A block of data:
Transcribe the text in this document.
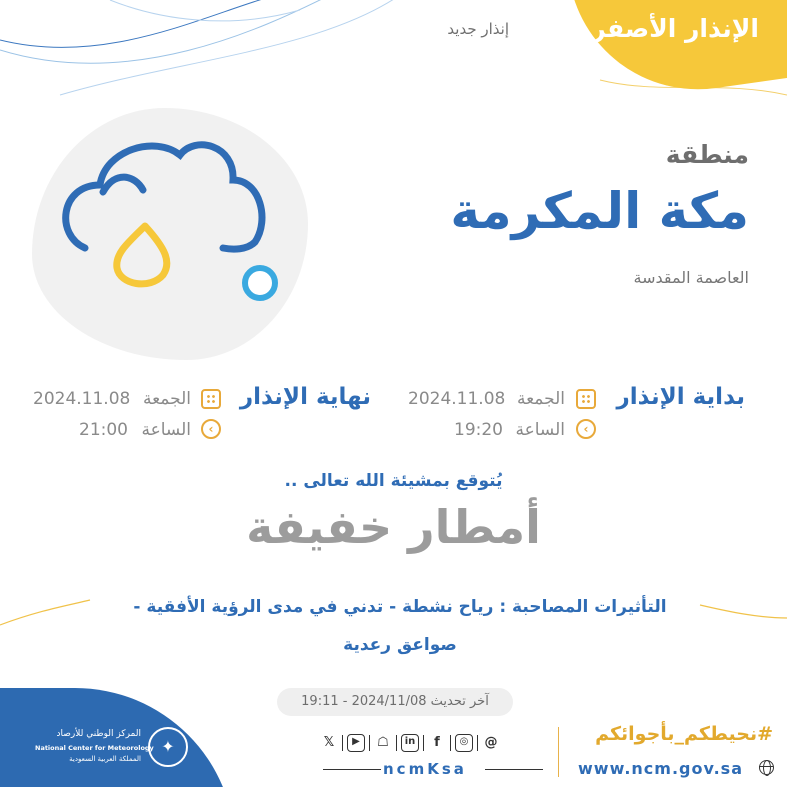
الإنذار الأصفر
إنذار جديد
منطقة
مكة المكرمة
العاصمة المقدسة
بداية الإنذار
الجمعة
2024.11.08
‹
الساعة
19:20
نهاية الإنذار
الجمعة
2024.11.08
‹
الساعة
21:00
يُتوقع بمشيئة الله تعالى ..
أمطار خفيفة
التأثيرات المصاحبة : رياح نشطة - تدني في مدى الرؤية الأفقية -
صواعق رعدية
آخر تحديث 2024/11/08 - 19:11
✦
المركز الوطني للأرصاد
National Center for Meteorology
المملكة العربية السعودية
𝕏	▶	☖	in	f	◎	@
ncmKsa
#نحيطكم_بأجوائكم
www.ncm.gov.sa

_WHAT IS NEEDED_: Quote the records in their entirety, keeping the wording exact and excluding pictures.

_SOLUTION TO THIS EXERCISE_:
Transcribe the text in this document.
الإنذار الأصفر
إنذار جديد
منطقة
مكة المكرمة
العاصمة المقدسة
بداية الإنذار
الجمعة
2024.11.08
‹
الساعة
19:20
نهاية الإنذار
الجمعة
2024.11.08
‹
الساعة
21:00
يُتوقع بمشيئة الله تعالى ..
أمطار خفيفة
التأثيرات المصاحبة : رياح نشطة - تدني في مدى الرؤية الأفقية -
صواعق رعدية
آخر تحديث 2024/11/08 - 19:11
✦
المركز الوطني للأرصاد
National Center for Meteorology
المملكة العربية السعودية
𝕏	▶	☖	in	f	◎	@
ncmKsa
#نحيطكم_بأجوائكم
www.ncm.gov.sa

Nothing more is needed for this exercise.